* **Required work**: Give every entry again, word for word and in full.

[Rows from a dataset]
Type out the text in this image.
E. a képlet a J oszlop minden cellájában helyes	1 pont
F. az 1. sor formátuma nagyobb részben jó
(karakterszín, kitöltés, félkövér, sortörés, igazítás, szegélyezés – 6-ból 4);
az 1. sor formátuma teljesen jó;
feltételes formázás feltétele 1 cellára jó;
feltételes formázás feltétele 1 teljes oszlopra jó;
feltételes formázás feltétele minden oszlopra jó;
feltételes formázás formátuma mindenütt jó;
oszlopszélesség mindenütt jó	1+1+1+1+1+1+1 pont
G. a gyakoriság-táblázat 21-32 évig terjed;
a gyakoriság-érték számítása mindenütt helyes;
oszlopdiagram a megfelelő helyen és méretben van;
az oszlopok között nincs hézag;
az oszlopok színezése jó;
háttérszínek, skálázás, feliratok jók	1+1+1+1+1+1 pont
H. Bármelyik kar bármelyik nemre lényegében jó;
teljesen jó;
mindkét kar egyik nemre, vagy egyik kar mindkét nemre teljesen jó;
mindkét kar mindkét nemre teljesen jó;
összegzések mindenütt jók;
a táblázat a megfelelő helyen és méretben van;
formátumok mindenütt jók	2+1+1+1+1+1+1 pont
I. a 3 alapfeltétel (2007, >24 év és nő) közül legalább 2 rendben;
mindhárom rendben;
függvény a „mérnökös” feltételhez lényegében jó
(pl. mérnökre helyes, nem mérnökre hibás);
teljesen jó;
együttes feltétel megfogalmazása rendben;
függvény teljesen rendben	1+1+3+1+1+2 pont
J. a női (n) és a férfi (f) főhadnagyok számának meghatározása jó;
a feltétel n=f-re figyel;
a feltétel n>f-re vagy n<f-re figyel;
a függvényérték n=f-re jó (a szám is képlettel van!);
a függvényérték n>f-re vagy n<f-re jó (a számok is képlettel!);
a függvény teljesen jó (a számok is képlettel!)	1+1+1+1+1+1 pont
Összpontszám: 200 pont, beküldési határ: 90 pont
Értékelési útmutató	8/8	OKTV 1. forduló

* **Reply**:
Type out the text in this image.
E. a képlet a J oszlop minden cellájában helyes	1 pont
F. az 1. sor formátuma nagyobb részben jó
(karakterszín, kitöltés, félkövér, sortörés, igazítás, szegélyezés – 6-ból 4);
az 1. sor formátuma teljesen jó;
feltételes formázás feltétele 1 cellára jó;
feltételes formázás feltétele 1 teljes oszlopra jó;
feltételes formázás feltétele minden oszlopra jó;
feltételes formázás formátuma mindenütt jó;
oszlopszélesség mindenütt jó	1+1+1+1+1+1+1 pont
G. a gyakoriság-táblázat 21-32 évig terjed;
a gyakoriság-érték számítása mindenütt helyes;
oszlopdiagram a megfelelő helyen és méretben van;
az oszlopok között nincs hézag;
az oszlopok színezése jó;
háttérszínek, skálázás, feliratok jók	1+1+1+1+1+1 pont
H. Bármelyik kar bármelyik nemre lényegében jó;
teljesen jó;
mindkét kar egyik nemre, vagy egyik kar mindkét nemre teljesen jó;
mindkét kar mindkét nemre teljesen jó;
összegzések mindenütt jók;
a táblázat a megfelelő helyen és méretben van;
formátumok mindenütt jók	2+1+1+1+1+1+1 pont
I. a 3 alapfeltétel (2007, >24 év és nő) közül legalább 2 rendben;
mindhárom rendben;
függvény a „mérnökös” feltételhez lényegében jó
(pl. mérnökre helyes, nem mérnökre hibás);
teljesen jó;
együttes feltétel megfogalmazása rendben;
függvény teljesen rendben	1+1+3+1+1+2 pont
J. a női (n) és a férfi (f) főhadnagyok számának meghatározása jó;
a feltétel n=f-re figyel;
a feltétel n>f-re vagy n<f-re figyel;
a függvényérték n=f-re jó (a szám is képlettel van!);
a függvényérték n>f-re vagy n<f-re jó (a számok is képlettel!);
a függvény teljesen jó (a számok is képlettel!)	1+1+1+1+1+1 pont
Összpontszám: 200 pont, beküldési határ: 90 pont
Értékelési útmutató	8/8	OKTV 1. forduló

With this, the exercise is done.